GIVEN REQUEST: Look through the data for the string "value". Copy every line where it is found.
# RAW DATA start
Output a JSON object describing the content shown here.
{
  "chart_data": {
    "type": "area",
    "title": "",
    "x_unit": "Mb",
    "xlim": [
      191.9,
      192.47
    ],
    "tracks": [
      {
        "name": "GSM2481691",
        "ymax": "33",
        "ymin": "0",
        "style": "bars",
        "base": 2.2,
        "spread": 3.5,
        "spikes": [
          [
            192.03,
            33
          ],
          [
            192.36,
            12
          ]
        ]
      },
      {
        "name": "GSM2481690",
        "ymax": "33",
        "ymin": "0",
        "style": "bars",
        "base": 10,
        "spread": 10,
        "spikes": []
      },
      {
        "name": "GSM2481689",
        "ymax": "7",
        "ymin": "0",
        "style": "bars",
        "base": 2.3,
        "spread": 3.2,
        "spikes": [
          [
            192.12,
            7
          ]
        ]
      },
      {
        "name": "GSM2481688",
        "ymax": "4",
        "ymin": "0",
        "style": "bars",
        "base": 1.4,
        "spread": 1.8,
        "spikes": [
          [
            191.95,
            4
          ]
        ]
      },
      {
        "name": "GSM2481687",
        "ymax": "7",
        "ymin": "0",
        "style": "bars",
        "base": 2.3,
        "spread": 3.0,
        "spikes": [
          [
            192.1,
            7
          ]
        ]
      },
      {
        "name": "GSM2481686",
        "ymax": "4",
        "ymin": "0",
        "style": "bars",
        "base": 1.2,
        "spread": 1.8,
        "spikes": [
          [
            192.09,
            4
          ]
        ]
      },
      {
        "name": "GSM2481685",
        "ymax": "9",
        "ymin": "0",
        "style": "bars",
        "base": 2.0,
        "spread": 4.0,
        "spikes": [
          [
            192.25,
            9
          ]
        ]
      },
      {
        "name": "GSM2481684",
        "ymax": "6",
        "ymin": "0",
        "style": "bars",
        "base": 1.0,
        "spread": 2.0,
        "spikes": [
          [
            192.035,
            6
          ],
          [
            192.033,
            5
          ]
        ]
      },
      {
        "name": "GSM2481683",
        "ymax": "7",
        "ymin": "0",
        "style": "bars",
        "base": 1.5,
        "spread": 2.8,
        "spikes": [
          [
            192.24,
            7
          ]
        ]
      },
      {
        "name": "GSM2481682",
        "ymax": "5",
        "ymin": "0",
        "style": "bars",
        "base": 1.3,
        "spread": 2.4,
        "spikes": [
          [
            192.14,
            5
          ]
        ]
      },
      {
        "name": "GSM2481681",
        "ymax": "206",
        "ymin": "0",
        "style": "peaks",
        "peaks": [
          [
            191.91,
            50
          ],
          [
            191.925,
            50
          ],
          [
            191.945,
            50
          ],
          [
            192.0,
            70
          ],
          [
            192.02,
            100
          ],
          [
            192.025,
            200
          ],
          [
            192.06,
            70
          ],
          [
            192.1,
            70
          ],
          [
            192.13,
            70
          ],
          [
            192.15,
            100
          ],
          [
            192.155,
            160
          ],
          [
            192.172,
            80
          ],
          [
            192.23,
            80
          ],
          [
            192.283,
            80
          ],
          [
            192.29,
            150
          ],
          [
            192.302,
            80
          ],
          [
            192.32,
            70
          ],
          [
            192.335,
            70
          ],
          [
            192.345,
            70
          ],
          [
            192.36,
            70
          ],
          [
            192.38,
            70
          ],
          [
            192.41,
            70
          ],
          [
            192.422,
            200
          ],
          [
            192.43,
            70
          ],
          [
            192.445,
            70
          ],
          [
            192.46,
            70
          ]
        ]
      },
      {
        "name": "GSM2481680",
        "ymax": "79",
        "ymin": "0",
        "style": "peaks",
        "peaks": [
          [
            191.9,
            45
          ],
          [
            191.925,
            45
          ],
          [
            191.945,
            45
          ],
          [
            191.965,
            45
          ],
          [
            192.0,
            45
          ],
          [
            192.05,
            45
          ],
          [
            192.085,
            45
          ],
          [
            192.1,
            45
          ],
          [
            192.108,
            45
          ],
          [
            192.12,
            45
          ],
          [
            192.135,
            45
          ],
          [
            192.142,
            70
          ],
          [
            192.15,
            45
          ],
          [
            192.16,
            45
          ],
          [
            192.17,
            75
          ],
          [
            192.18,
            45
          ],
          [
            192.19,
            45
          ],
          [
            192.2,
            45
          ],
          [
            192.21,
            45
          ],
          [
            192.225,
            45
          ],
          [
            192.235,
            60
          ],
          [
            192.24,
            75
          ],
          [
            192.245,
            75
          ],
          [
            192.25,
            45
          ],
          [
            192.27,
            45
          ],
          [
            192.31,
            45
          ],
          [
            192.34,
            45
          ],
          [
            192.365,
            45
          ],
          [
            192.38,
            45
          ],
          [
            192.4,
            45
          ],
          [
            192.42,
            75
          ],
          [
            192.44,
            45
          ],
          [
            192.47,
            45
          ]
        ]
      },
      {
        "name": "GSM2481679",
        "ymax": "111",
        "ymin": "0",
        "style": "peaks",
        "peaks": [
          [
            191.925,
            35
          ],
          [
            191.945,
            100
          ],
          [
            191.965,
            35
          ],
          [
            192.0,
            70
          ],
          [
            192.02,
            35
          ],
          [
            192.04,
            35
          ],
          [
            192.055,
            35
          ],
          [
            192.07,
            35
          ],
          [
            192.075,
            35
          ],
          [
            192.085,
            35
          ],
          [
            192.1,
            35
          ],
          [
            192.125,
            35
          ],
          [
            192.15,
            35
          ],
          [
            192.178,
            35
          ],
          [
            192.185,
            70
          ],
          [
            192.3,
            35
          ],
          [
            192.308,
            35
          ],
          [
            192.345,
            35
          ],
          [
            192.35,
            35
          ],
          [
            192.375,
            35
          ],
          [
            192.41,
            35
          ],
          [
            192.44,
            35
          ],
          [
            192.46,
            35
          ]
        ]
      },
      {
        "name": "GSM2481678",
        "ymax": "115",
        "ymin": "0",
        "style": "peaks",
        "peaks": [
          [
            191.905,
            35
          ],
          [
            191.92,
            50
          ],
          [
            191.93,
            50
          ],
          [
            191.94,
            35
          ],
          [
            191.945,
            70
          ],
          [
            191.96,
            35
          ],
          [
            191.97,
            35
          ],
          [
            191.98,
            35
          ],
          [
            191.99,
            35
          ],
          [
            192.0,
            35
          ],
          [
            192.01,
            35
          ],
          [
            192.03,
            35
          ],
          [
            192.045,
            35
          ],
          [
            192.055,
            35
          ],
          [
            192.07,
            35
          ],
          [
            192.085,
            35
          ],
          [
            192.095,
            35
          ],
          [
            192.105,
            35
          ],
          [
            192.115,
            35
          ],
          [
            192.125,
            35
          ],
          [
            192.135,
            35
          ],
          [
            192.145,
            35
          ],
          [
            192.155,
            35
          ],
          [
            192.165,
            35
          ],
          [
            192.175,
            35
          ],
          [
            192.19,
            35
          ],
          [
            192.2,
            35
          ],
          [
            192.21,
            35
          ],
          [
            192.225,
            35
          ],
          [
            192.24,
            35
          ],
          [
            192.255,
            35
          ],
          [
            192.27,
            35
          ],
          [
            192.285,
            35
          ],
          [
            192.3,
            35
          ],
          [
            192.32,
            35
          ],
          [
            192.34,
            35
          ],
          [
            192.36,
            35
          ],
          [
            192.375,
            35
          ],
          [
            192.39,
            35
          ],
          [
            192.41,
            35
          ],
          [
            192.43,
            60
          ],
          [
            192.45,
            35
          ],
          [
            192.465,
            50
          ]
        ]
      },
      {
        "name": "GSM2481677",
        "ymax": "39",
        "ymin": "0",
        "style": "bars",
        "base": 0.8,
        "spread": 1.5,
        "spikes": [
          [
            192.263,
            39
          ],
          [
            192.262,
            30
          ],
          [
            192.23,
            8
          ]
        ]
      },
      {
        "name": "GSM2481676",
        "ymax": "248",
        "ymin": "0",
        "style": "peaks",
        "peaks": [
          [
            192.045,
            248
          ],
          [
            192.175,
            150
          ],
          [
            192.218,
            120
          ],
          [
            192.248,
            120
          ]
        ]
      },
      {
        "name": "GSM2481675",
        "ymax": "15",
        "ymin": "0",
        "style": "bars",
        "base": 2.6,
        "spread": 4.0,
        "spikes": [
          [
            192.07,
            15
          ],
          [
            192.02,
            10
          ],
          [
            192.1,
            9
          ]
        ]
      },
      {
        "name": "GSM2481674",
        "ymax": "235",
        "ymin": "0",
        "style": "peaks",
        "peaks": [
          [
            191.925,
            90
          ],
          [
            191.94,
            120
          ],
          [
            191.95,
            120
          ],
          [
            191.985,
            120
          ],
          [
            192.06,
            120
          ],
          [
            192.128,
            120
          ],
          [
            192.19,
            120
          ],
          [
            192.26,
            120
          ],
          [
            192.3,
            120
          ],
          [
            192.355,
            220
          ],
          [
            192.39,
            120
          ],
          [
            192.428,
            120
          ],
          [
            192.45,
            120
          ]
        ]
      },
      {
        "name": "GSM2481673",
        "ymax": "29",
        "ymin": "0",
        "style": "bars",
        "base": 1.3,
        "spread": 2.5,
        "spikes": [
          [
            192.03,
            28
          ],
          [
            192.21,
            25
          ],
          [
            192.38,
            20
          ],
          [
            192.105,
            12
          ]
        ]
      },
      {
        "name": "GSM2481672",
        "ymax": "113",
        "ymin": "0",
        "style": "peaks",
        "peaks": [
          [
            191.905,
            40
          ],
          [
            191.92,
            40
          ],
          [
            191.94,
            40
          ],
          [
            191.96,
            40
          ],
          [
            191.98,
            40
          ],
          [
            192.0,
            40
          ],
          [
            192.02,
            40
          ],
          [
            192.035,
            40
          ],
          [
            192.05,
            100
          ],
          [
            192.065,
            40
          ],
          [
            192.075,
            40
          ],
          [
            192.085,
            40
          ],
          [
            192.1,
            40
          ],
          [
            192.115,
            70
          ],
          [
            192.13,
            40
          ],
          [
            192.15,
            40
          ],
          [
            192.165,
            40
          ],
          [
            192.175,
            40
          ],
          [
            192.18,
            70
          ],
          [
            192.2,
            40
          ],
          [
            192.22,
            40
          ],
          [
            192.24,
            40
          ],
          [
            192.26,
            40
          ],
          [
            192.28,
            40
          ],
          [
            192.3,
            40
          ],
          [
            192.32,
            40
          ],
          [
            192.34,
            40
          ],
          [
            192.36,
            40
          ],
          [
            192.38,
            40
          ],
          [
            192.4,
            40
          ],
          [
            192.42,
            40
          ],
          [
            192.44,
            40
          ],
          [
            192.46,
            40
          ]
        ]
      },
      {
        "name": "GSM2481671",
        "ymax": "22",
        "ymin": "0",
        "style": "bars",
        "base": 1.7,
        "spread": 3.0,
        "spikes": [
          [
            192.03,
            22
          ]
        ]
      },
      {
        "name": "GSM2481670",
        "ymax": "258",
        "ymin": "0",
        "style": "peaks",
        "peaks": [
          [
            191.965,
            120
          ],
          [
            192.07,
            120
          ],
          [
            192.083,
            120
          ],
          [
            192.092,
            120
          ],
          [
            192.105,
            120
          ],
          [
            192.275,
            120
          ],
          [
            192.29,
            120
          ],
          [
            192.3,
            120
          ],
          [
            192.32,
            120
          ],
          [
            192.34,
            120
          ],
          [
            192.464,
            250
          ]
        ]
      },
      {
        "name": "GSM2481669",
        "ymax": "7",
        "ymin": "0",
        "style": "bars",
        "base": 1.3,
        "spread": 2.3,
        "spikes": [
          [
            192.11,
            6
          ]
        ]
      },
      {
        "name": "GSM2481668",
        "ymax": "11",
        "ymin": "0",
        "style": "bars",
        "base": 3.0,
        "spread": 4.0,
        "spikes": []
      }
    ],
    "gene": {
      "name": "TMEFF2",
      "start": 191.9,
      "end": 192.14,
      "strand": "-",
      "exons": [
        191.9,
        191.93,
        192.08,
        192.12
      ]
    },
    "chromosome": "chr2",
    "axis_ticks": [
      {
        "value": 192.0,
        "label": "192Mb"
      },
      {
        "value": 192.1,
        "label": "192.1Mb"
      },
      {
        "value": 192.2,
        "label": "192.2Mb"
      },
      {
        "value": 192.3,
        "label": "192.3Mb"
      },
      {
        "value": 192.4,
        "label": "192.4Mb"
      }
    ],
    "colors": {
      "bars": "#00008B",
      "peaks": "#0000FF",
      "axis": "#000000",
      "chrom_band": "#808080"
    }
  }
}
# RAW DATA end
FULL SOLUTION:
        "value": 192.0,
        "value": 192.1,
        "value": 192.2,
        "value": 192.3,
        "value": 192.4,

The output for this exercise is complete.